### WHAT THE TASK REQUIRES
Across the entries below, count the lines in which the word "งฆมณฑลนครราชส" occurs. Reply with the count alone.
=-=-=-=-=
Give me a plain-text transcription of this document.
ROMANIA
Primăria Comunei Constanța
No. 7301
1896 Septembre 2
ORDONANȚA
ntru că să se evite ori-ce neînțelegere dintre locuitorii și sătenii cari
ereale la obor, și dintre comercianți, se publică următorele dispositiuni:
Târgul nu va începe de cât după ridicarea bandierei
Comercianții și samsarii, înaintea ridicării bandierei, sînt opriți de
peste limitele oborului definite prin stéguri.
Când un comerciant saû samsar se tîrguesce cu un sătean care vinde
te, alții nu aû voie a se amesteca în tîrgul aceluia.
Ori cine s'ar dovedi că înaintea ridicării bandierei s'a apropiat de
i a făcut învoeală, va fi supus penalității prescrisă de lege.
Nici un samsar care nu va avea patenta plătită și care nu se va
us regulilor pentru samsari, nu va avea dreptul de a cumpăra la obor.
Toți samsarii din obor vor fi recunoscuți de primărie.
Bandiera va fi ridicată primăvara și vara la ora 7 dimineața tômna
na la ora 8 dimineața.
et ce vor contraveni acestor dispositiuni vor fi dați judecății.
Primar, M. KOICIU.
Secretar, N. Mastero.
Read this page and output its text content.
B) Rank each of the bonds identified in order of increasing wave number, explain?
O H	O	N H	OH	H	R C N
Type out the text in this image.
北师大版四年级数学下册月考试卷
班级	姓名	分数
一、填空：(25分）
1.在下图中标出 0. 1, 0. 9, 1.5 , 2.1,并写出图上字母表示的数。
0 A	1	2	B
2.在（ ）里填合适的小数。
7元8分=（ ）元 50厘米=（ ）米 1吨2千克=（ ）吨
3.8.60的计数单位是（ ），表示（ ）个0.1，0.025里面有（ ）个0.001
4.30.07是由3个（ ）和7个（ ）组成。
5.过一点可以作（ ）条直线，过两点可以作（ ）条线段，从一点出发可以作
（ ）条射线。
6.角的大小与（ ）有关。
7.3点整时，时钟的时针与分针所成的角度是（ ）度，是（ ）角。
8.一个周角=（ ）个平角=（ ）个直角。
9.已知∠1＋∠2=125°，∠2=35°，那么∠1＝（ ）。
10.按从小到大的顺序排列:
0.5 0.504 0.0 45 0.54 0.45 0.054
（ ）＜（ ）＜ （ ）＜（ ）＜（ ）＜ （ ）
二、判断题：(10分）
=-=-=-=-=
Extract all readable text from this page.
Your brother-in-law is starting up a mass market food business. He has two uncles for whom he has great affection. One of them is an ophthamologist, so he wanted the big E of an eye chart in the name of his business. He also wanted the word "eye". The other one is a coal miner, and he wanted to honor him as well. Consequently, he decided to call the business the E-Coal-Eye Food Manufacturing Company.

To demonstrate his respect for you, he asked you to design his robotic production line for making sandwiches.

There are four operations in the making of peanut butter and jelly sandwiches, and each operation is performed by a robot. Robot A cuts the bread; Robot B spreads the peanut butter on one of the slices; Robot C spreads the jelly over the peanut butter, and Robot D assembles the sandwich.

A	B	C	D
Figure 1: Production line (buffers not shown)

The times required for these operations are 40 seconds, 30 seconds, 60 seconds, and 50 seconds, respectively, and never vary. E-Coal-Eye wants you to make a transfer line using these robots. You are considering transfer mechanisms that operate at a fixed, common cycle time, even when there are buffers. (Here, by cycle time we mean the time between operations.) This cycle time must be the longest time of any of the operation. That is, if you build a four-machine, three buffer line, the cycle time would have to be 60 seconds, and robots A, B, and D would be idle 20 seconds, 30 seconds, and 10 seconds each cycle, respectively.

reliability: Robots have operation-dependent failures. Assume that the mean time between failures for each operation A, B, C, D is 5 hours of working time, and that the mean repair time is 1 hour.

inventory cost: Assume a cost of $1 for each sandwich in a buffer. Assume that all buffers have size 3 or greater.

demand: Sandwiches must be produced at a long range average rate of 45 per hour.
=-=-=-=-=
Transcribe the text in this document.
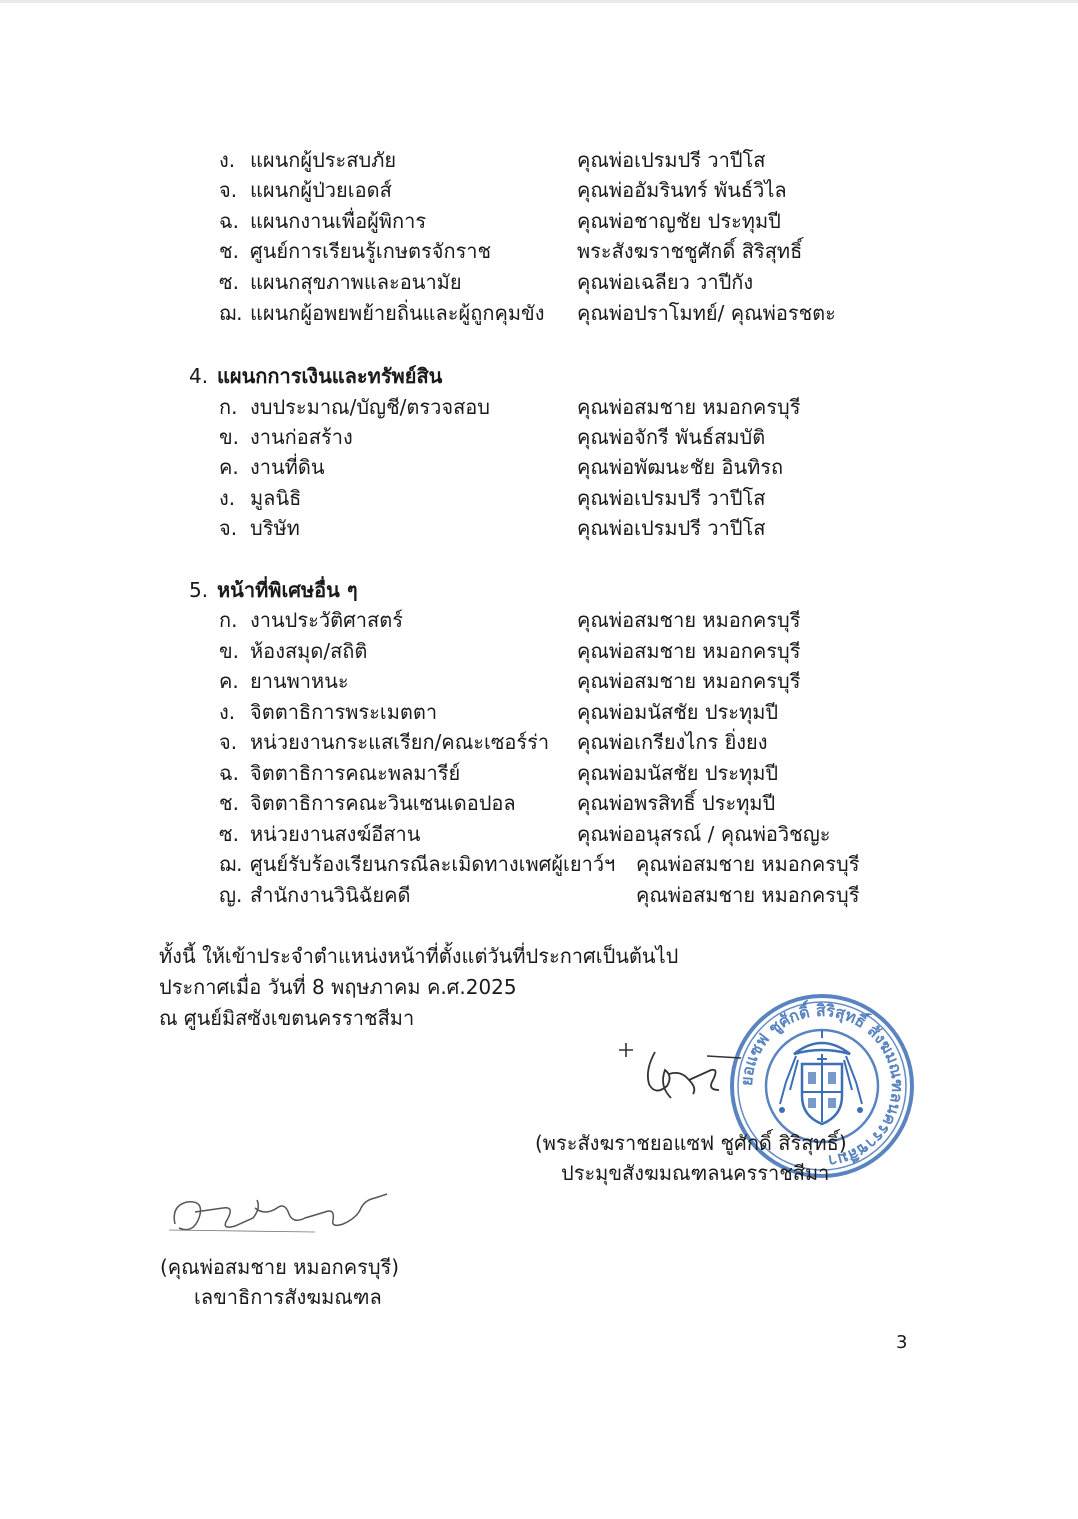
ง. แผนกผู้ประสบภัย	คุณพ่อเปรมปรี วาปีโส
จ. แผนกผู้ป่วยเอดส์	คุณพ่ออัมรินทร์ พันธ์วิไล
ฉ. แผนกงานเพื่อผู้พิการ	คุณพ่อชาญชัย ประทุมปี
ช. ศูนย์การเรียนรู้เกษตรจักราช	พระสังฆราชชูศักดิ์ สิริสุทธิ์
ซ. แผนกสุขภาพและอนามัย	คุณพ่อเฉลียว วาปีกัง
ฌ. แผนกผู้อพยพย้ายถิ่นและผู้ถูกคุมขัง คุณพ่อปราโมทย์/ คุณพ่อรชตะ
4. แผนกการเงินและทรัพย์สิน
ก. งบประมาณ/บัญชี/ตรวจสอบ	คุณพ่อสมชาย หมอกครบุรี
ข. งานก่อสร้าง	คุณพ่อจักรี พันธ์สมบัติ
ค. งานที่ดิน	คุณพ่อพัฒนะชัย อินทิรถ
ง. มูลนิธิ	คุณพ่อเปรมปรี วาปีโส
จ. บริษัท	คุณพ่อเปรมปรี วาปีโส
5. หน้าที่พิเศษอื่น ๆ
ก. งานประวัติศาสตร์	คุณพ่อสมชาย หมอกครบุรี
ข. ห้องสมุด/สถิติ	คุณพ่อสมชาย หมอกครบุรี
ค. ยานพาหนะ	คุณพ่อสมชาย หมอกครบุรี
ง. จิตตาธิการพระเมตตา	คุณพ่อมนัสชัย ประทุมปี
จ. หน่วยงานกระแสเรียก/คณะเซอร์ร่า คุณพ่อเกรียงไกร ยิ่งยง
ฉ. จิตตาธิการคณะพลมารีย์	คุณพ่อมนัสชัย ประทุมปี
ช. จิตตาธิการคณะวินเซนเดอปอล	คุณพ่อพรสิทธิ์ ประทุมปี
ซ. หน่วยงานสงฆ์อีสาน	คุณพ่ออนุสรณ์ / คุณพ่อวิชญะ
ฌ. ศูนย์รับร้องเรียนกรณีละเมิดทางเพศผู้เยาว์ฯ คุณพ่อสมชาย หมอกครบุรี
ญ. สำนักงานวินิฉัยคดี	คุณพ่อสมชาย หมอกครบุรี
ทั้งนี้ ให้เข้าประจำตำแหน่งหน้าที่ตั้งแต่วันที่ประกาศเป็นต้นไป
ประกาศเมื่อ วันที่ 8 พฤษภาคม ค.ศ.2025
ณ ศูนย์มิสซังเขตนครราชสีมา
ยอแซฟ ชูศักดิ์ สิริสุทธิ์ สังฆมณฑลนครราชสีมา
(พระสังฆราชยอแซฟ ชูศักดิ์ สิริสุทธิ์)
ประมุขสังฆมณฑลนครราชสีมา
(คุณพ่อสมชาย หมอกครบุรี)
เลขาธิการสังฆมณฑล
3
=-=-=-=-=
### RESPONSE TO THIS EXERCISE
2